Input rows:
┌──

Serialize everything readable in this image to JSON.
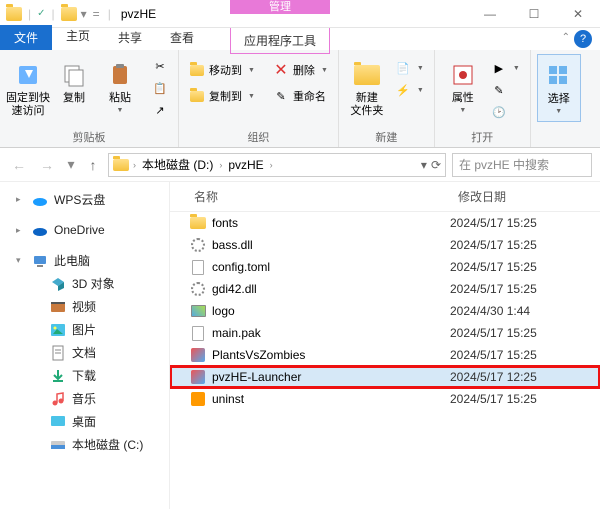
{
  "titlebar": {
    "title": "pvzHE",
    "manage": "管理"
  },
  "tabs": {
    "file": "文件",
    "home": "主页",
    "share": "共享",
    "view": "查看",
    "tools": "应用程序工具"
  },
  "ribbon": {
    "clipboard": {
      "pin": "固定到快\n速访问",
      "copy": "复制",
      "paste": "粘贴",
      "label": "剪贴板"
    },
    "organize": {
      "moveTo": "移动到",
      "copyTo": "复制到",
      "delete": "删除",
      "rename": "重命名",
      "label": "组织"
    },
    "new": {
      "newFolder": "新建\n文件夹",
      "label": "新建"
    },
    "open": {
      "props": "属性",
      "label": "打开"
    },
    "select": {
      "select": "选择",
      "label": ""
    }
  },
  "addressbar": {
    "root": "本地磁盘 (D:)",
    "folder": "pvzHE",
    "searchPlaceholder": "在 pvzHE 中搜索"
  },
  "sidebar": {
    "items": [
      {
        "label": "WPS云盘",
        "icon": "cloud-wps",
        "color": "#1a9cff"
      },
      {
        "label": "OneDrive",
        "icon": "cloud-od",
        "color": "#0b63c4"
      },
      {
        "label": "此电脑",
        "icon": "pc",
        "color": "#1a6fcf",
        "expanded": true
      },
      {
        "label": "3D 对象",
        "icon": "3d",
        "sub": true
      },
      {
        "label": "视频",
        "icon": "video",
        "sub": true
      },
      {
        "label": "图片",
        "icon": "pic",
        "sub": true
      },
      {
        "label": "文档",
        "icon": "doc",
        "sub": true
      },
      {
        "label": "下载",
        "icon": "dl",
        "sub": true
      },
      {
        "label": "音乐",
        "icon": "music",
        "sub": true
      },
      {
        "label": "桌面",
        "icon": "desk",
        "sub": true
      },
      {
        "label": "本地磁盘 (C:)",
        "icon": "drive",
        "sub": true
      }
    ]
  },
  "filelist": {
    "cols": {
      "name": "名称",
      "date": "修改日期"
    },
    "rows": [
      {
        "name": "fonts",
        "date": "2024/5/17 15:25",
        "type": "folder"
      },
      {
        "name": "bass.dll",
        "date": "2024/5/17 15:25",
        "type": "gear"
      },
      {
        "name": "config.toml",
        "date": "2024/5/17 15:25",
        "type": "file"
      },
      {
        "name": "gdi42.dll",
        "date": "2024/5/17 15:25",
        "type": "gear"
      },
      {
        "name": "logo",
        "date": "2024/4/30 1:44",
        "type": "img"
      },
      {
        "name": "main.pak",
        "date": "2024/5/17 15:25",
        "type": "file"
      },
      {
        "name": "PlantsVsZombies",
        "date": "2024/5/17 15:25",
        "type": "app"
      },
      {
        "name": "pvzHE-Launcher",
        "date": "2024/5/17 12:25",
        "type": "app",
        "selected": true,
        "highlight": true
      },
      {
        "name": "uninst",
        "date": "2024/5/17 15:25",
        "type": "box"
      }
    ]
  }
}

└──

Given problem: Each entry above should be reproduced exactly, with the pictures removed.

Complete output:
Serialize everything readable in this image to JSON.
{
  "titlebar": {
    "title": "pvzHE",
    "manage": "管理"
  },
  "tabs": {
    "file": "文件",
    "home": "主页",
    "share": "共享",
    "view": "查看",
    "tools": "应用程序工具"
  },
  "ribbon": {
    "clipboard": {
      "pin": "固定到快\n速访问",
      "copy": "复制",
      "paste": "粘贴",
      "label": "剪贴板"
    },
    "organize": {
      "moveTo": "移动到",
      "copyTo": "复制到",
      "delete": "删除",
      "rename": "重命名",
      "label": "组织"
    },
    "new": {
      "newFolder": "新建\n文件夹",
      "label": "新建"
    },
    "open": {
      "props": "属性",
      "label": "打开"
    },
    "select": {
      "select": "选择",
      "label": ""
    }
  },
  "addressbar": {
    "root": "本地磁盘 (D:)",
    "folder": "pvzHE",
    "searchPlaceholder": "在 pvzHE 中搜索"
  },
  "sidebar": {
    "items": [
      {
        "label": "WPS云盘",
        "icon": "cloud-wps",
        "color": "#1a9cff"
      },
      {
        "label": "OneDrive",
        "icon": "cloud-od",
        "color": "#0b63c4"
      },
      {
        "label": "此电脑",
        "icon": "pc",
        "color": "#1a6fcf",
        "expanded": true
      },
      {
        "label": "3D 对象",
        "icon": "3d",
        "sub": true
      },
      {
        "label": "视频",
        "icon": "video",
        "sub": true
      },
      {
        "label": "图片",
        "icon": "pic",
        "sub": true
      },
      {
        "label": "文档",
        "icon": "doc",
        "sub": true
      },
      {
        "label": "下载",
        "icon": "dl",
        "sub": true
      },
      {
        "label": "音乐",
        "icon": "music",
        "sub": true
      },
      {
        "label": "桌面",
        "icon": "desk",
        "sub": true
      },
      {
        "label": "本地磁盘 (C:)",
        "icon": "drive",
        "sub": true
      }
    ]
  },
  "filelist": {
    "cols": {
      "name": "名称",
      "date": "修改日期"
    },
    "rows": [
      {
        "name": "fonts",
        "date": "2024/5/17 15:25",
        "type": "folder"
      },
      {
        "name": "bass.dll",
        "date": "2024/5/17 15:25",
        "type": "gear"
      },
      {
        "name": "config.toml",
        "date": "2024/5/17 15:25",
        "type": "file"
      },
      {
        "name": "gdi42.dll",
        "date": "2024/5/17 15:25",
        "type": "gear"
      },
      {
        "name": "logo",
        "date": "2024/4/30 1:44",
        "type": "img"
      },
      {
        "name": "main.pak",
        "date": "2024/5/17 15:25",
        "type": "file"
      },
      {
        "name": "PlantsVsZombies",
        "date": "2024/5/17 15:25",
        "type": "app"
      },
      {
        "name": "pvzHE-Launcher",
        "date": "2024/5/17 12:25",
        "type": "app",
        "selected": true,
        "highlight": true
      },
      {
        "name": "uninst",
        "date": "2024/5/17 15:25",
        "type": "box"
      }
    ]
  }
}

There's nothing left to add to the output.